__PROBLEM STATEMENT__
Hunt for the word "HIGH" across the entries below, copying each line that holds it.

__Extracted data entries__
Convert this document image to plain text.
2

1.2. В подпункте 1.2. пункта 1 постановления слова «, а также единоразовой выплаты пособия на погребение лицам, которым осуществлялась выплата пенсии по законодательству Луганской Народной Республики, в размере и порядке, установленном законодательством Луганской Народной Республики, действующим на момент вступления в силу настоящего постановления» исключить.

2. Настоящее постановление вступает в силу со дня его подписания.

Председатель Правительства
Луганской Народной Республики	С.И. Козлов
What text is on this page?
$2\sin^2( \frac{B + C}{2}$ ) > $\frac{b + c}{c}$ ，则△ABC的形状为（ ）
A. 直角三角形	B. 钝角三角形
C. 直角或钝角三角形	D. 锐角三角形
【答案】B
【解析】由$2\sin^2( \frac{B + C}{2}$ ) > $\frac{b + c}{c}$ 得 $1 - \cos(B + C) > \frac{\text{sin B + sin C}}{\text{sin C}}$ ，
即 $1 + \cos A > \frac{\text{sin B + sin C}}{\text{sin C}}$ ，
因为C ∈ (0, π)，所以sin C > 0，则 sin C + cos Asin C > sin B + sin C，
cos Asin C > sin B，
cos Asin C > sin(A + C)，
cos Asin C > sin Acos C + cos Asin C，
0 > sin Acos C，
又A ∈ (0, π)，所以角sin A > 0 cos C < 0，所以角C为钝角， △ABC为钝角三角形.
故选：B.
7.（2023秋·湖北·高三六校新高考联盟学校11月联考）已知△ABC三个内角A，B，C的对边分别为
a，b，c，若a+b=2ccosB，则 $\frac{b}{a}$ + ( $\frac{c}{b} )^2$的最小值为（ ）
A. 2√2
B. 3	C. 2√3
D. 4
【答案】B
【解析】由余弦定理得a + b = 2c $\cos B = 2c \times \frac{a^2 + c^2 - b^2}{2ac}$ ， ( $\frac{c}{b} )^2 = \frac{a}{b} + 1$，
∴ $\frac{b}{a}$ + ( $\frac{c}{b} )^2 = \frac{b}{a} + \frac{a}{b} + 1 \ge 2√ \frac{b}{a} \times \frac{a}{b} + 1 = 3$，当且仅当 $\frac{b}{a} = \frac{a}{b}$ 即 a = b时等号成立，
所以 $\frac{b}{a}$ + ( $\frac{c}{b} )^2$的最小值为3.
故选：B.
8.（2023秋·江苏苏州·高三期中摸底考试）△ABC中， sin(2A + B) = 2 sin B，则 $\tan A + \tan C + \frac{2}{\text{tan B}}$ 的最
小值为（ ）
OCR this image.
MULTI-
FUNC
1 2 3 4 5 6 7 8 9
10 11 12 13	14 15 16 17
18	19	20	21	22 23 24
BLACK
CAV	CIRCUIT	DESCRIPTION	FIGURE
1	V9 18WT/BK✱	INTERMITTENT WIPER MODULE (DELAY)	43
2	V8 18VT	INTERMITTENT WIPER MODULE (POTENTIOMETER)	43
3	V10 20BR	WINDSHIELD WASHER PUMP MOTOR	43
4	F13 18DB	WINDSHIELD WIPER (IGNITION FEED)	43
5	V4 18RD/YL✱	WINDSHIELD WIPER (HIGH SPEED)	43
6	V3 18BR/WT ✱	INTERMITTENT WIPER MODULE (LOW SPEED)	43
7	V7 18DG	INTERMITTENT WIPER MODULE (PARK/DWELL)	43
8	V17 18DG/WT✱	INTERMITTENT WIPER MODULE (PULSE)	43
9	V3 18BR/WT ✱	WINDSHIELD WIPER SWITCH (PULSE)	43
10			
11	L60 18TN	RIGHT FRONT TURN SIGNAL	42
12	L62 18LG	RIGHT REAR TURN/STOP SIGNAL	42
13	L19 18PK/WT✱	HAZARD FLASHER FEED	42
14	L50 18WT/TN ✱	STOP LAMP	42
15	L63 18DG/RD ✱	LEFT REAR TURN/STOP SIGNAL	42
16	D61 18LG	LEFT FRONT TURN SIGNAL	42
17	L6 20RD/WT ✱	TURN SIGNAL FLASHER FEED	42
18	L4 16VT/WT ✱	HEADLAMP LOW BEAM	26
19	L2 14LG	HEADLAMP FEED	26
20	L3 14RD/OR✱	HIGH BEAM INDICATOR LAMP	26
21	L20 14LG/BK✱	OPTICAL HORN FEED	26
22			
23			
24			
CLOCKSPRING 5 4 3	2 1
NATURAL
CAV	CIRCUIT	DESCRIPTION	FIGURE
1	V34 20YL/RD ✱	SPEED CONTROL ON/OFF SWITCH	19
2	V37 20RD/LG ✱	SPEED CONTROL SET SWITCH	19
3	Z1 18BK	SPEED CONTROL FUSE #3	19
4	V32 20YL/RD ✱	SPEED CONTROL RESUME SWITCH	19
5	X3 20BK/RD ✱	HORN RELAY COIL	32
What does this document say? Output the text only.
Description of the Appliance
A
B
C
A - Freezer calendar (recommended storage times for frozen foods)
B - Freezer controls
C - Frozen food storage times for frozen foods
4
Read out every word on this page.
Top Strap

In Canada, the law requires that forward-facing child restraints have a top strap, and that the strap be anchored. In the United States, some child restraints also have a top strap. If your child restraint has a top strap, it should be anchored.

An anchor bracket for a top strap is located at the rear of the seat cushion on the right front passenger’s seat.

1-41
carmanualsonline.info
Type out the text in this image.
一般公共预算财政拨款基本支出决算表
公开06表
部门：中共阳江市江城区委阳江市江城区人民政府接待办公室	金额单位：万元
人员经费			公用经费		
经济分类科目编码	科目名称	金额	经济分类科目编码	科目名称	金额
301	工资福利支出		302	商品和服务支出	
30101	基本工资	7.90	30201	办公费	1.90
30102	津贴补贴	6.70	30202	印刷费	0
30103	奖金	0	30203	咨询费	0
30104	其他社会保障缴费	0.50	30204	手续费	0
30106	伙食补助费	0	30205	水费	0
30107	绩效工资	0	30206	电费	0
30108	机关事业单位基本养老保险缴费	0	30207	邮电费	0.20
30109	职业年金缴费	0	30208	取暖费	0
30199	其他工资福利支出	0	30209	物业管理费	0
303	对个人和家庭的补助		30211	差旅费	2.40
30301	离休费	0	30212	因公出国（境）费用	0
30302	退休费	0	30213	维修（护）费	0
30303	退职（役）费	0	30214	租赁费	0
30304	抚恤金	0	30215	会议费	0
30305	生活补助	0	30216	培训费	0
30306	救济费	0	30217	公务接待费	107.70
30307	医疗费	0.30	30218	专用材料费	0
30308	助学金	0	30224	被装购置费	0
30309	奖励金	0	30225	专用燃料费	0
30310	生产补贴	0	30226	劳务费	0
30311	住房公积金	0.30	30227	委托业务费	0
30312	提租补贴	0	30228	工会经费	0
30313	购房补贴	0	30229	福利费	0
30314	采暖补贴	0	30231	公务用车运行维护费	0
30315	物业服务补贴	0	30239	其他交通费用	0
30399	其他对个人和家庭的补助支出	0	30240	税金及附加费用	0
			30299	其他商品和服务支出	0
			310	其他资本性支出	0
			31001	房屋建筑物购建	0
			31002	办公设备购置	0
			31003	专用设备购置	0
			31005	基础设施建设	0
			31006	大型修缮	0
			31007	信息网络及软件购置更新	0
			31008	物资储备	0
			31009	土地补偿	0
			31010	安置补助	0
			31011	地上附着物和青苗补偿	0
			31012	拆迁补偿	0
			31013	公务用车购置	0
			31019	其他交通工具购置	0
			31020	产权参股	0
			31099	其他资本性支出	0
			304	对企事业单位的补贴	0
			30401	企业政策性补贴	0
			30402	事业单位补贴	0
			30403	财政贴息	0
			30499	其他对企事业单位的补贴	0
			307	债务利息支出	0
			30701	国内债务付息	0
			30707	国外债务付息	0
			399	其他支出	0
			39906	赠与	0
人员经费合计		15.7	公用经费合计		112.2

__RESULT OF THE TASK__
5	V4 18RD/YL✱	WINDSHIELD WIPER (HIGH SPEED)	43
20	L3 14RD/OR✱	HIGH BEAM INDICATOR LAMP	26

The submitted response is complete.